## Dataset entries
+ + + + + + +

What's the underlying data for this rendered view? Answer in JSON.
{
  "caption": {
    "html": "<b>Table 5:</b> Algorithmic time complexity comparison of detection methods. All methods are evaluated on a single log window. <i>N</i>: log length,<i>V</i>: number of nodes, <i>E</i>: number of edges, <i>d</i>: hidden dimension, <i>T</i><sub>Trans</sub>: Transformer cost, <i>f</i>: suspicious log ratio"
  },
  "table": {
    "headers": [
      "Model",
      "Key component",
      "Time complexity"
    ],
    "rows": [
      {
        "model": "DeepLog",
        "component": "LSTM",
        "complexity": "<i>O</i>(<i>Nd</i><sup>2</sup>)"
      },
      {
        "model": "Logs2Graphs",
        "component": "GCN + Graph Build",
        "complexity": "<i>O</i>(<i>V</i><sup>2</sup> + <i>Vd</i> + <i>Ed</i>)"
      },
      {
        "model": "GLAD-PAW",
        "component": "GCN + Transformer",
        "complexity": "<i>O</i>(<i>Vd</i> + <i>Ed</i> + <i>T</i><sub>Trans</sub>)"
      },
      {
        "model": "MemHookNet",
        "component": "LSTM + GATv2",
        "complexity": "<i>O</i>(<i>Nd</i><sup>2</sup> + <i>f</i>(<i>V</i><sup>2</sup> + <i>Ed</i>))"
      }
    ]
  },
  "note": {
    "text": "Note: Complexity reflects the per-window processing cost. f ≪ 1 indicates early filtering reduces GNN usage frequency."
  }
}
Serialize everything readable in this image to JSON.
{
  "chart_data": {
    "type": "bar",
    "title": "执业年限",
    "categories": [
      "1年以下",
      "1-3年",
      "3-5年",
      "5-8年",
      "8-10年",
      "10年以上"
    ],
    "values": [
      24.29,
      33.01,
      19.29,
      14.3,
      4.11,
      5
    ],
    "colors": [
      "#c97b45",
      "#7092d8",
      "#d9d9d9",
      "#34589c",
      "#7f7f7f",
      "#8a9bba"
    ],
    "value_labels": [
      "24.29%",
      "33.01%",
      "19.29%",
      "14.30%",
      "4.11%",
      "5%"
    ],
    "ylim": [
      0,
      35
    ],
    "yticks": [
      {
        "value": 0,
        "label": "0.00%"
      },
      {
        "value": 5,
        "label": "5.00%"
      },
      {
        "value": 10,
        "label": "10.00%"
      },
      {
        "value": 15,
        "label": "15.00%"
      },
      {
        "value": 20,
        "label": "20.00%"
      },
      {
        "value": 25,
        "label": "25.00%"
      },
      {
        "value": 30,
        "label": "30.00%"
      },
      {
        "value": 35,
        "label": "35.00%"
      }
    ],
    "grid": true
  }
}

+ + + + + + +

## Set problem
Exactly as written, please output every entry.

## Solution for this exercise
What's the underlying data for this rendered view? Answer in JSON.
{
  "caption": {
    "html": "<b>Table 5:</b> Algorithmic time complexity comparison of detection methods. All methods are evaluated on a single log window. <i>N</i>: log length,<i>V</i>: number of nodes, <i>E</i>: number of edges, <i>d</i>: hidden dimension, <i>T</i><sub>Trans</sub>: Transformer cost, <i>f</i>: suspicious log ratio"
  },
  "table": {
    "headers": [
      "Model",
      "Key component",
      "Time complexity"
    ],
    "rows": [
      {
        "model": "DeepLog",
        "component": "LSTM",
        "complexity": "<i>O</i>(<i>Nd</i><sup>2</sup>)"
      },
      {
        "model": "Logs2Graphs",
        "component": "GCN + Graph Build",
        "complexity": "<i>O</i>(<i>V</i><sup>2</sup> + <i>Vd</i> + <i>Ed</i>)"
      },
      {
        "model": "GLAD-PAW",
        "component": "GCN + Transformer",
        "complexity": "<i>O</i>(<i>Vd</i> + <i>Ed</i> + <i>T</i><sub>Trans</sub>)"
      },
      {
        "model": "MemHookNet",
        "component": "LSTM + GATv2",
        "complexity": "<i>O</i>(<i>Nd</i><sup>2</sup> + <i>f</i>(<i>V</i><sup>2</sup> + <i>Ed</i>))"
      }
    ]
  },
  "note": {
    "text": "Note: Complexity reflects the per-window processing cost. f ≪ 1 indicates early filtering reduces GNN usage frequency."
  }
}
Serialize everything readable in this image to JSON.
{
  "chart_data": {
    "type": "bar",
    "title": "执业年限",
    "categories": [
      "1年以下",
      "1-3年",
      "3-5年",
      "5-8年",
      "8-10年",
      "10年以上"
    ],
    "values": [
      24.29,
      33.01,
      19.29,
      14.3,
      4.11,
      5
    ],
    "colors": [
      "#c97b45",
      "#7092d8",
      "#d9d9d9",
      "#34589c",
      "#7f7f7f",
      "#8a9bba"
    ],
    "value_labels": [
      "24.29%",
      "33.01%",
      "19.29%",
      "14.30%",
      "4.11%",
      "5%"
    ],
    "ylim": [
      0,
      35
    ],
    "yticks": [
      {
        "value": 0,
        "label": "0.00%"
      },
      {
        "value": 5,
        "label": "5.00%"
      },
      {
        "value": 10,
        "label": "10.00%"
      },
      {
        "value": 15,
        "label": "15.00%"
      },
      {
        "value": 20,
        "label": "20.00%"
      },
      {
        "value": 25,
        "label": "25.00%"
      },
      {
        "value": 30,
        "label": "30.00%"
      },
      {
        "value": 35,
        "label": "35.00%"
      }
    ],
    "grid": true
  }
}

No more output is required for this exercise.